Set problem> Which lines below hold the word "программы"? Report each one.

Items listed in a dataset:
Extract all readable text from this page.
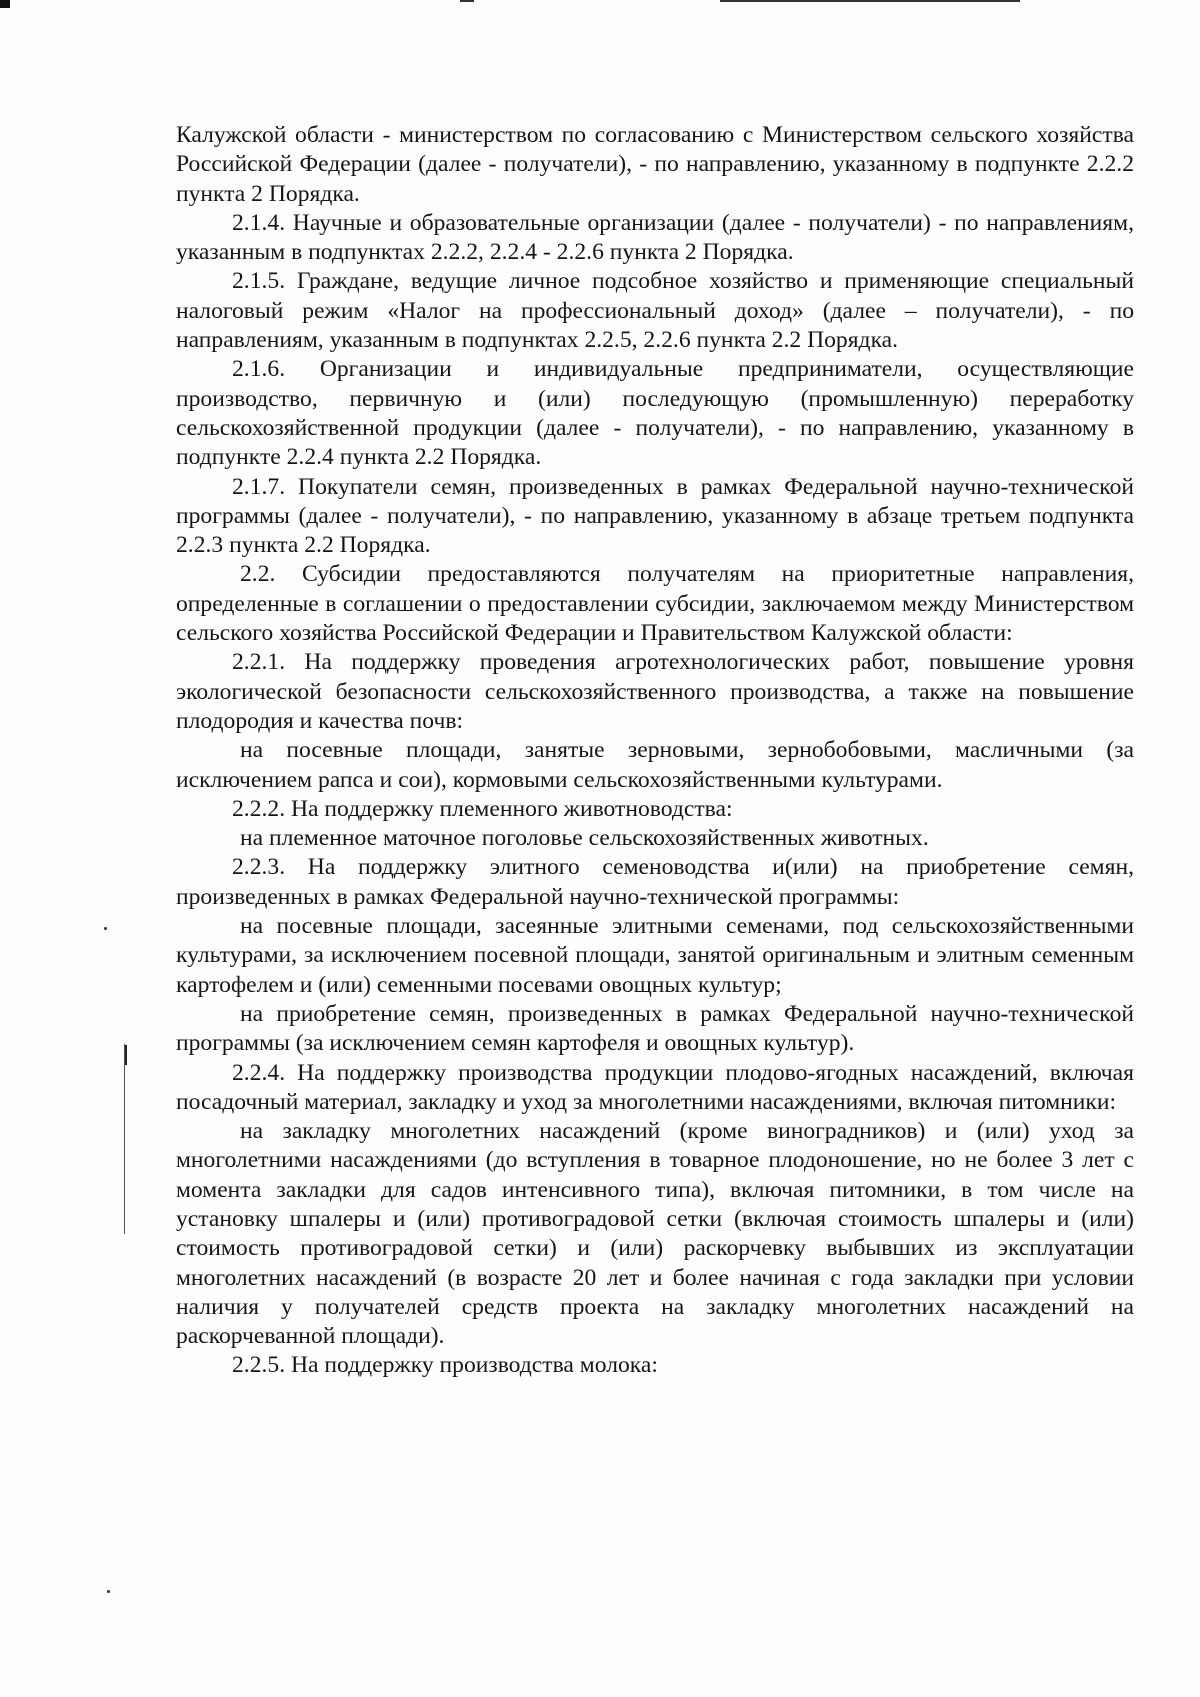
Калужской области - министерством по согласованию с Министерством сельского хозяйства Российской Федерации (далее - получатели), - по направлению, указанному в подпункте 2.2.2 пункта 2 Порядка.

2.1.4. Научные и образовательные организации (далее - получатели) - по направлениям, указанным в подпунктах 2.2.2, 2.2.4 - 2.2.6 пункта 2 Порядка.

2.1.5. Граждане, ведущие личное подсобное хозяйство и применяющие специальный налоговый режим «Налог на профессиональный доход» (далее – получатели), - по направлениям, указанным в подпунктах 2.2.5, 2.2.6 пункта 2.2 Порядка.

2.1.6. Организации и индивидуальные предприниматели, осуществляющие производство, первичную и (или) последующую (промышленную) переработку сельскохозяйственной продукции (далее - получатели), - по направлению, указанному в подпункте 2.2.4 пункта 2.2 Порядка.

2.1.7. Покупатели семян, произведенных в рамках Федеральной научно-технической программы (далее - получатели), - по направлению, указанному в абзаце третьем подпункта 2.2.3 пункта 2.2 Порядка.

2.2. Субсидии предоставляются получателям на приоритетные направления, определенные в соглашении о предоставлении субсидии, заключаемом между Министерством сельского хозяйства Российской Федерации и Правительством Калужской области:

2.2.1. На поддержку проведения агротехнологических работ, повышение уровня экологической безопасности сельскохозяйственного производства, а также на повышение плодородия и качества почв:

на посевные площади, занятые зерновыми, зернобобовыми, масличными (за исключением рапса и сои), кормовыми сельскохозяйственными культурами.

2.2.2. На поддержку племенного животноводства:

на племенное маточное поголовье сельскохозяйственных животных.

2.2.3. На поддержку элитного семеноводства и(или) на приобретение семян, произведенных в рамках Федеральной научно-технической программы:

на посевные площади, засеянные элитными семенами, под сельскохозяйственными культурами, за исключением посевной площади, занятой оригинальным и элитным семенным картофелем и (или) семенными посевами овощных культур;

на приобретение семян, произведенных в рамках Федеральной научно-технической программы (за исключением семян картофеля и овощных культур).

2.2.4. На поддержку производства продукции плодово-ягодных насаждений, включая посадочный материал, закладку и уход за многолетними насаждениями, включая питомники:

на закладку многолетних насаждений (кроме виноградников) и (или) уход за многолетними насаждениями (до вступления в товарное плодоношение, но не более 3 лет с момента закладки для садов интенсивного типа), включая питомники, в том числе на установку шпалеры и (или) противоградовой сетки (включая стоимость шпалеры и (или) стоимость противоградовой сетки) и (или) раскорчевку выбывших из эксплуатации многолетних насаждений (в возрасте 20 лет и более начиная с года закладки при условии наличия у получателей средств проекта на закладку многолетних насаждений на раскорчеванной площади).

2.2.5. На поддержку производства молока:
==
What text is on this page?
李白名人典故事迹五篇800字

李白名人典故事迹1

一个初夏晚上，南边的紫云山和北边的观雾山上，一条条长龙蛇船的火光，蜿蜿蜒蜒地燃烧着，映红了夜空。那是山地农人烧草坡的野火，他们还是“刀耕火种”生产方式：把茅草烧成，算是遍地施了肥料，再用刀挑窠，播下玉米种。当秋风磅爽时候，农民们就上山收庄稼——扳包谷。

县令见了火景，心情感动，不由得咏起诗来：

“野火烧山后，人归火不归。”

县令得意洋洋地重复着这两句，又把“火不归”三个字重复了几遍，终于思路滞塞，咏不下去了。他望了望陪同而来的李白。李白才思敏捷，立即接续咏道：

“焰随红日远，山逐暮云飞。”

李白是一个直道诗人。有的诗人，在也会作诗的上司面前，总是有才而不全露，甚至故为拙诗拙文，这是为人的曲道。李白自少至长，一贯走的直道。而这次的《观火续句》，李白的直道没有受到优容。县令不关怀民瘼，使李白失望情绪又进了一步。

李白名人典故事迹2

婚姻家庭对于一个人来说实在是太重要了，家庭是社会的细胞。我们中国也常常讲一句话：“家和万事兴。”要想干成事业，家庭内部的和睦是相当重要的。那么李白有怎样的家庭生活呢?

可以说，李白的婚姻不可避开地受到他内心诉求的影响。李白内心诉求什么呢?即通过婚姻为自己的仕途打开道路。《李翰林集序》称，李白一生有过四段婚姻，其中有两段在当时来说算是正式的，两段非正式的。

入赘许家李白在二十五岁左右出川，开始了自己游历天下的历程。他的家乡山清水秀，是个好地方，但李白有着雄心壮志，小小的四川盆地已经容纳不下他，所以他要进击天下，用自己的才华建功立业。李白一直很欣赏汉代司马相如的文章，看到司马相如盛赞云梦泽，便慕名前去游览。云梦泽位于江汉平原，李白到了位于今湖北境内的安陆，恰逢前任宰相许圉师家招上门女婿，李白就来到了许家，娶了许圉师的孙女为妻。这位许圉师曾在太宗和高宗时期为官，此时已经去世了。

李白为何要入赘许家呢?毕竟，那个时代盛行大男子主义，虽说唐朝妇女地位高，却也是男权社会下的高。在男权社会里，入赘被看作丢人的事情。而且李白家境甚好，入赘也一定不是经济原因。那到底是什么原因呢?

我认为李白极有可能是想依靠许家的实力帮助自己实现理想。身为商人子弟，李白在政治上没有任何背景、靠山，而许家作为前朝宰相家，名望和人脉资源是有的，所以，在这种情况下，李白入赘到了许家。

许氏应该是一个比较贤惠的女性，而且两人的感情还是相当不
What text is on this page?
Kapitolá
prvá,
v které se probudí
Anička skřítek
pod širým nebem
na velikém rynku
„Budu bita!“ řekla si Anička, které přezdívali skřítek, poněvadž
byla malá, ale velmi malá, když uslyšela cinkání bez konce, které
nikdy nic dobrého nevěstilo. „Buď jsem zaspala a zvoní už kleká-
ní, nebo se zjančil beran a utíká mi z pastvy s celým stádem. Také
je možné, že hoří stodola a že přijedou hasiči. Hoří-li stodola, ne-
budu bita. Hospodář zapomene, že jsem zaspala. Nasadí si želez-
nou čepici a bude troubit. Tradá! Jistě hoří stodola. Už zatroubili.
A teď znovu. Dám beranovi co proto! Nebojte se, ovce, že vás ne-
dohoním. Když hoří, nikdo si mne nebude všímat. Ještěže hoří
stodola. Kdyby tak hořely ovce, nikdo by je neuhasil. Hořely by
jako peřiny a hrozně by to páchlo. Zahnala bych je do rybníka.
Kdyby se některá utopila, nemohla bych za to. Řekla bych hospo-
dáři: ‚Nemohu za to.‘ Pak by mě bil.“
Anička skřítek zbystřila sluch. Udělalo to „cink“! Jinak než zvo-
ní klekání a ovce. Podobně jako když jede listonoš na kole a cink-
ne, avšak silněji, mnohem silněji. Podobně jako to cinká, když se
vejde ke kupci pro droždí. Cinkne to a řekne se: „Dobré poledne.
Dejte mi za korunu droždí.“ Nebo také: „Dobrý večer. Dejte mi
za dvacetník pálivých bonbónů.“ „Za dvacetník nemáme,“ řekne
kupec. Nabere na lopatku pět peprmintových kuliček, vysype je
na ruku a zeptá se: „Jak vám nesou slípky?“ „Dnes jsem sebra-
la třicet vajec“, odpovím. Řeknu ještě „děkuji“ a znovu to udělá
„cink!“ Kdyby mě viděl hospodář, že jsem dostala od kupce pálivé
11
---
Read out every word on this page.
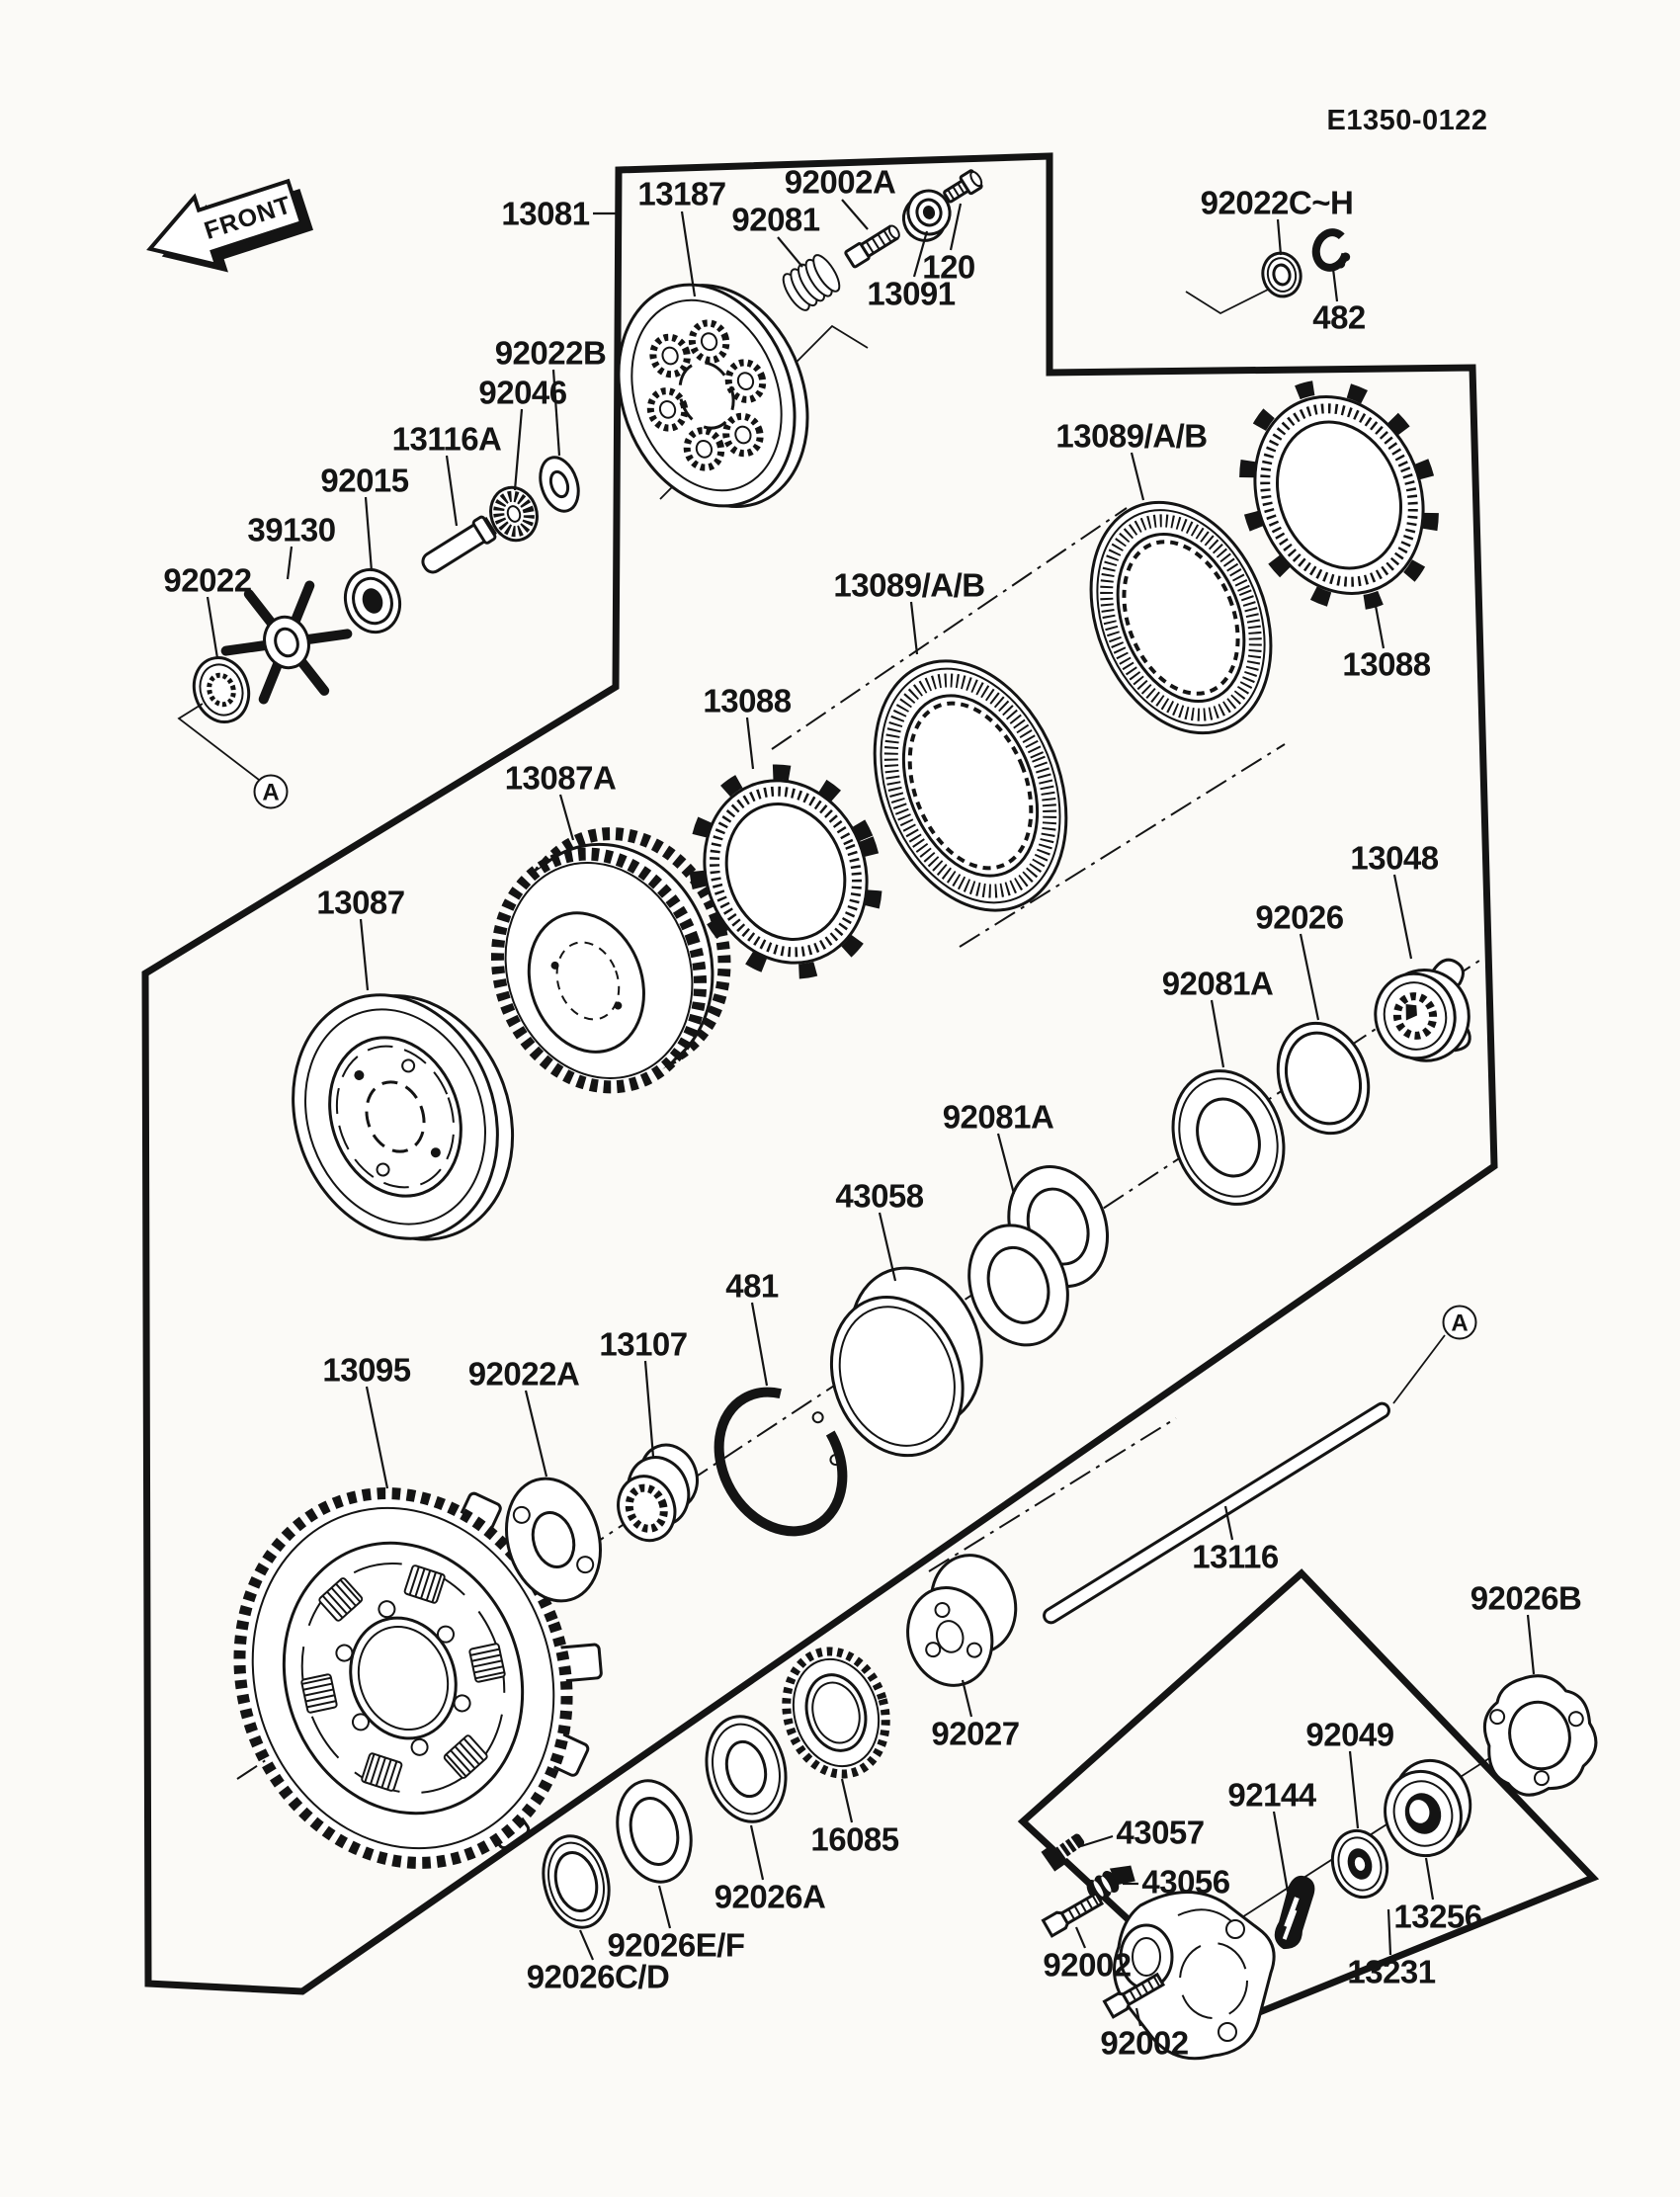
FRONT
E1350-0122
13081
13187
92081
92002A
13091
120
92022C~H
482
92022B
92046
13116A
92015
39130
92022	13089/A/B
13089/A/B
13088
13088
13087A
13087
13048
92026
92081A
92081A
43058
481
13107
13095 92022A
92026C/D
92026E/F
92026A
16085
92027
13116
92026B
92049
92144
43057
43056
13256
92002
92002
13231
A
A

Answer to this problem>
2.1.7. Покупатели семян, произведенных в рамках Федеральной научно-технической программы (далее - получатели), - по направлению, указанному в абзаце третьем подпункта 2.2.3 пункта 2.2 Порядка.
2.2.3. На поддержку элитного семеноводства и(или) на приобретение семян, произведенных в рамках Федеральной научно-технической программы:
на приобретение семян, произведенных в рамках Федеральной научно-технической программы (за исключением семян картофеля и овощных культур).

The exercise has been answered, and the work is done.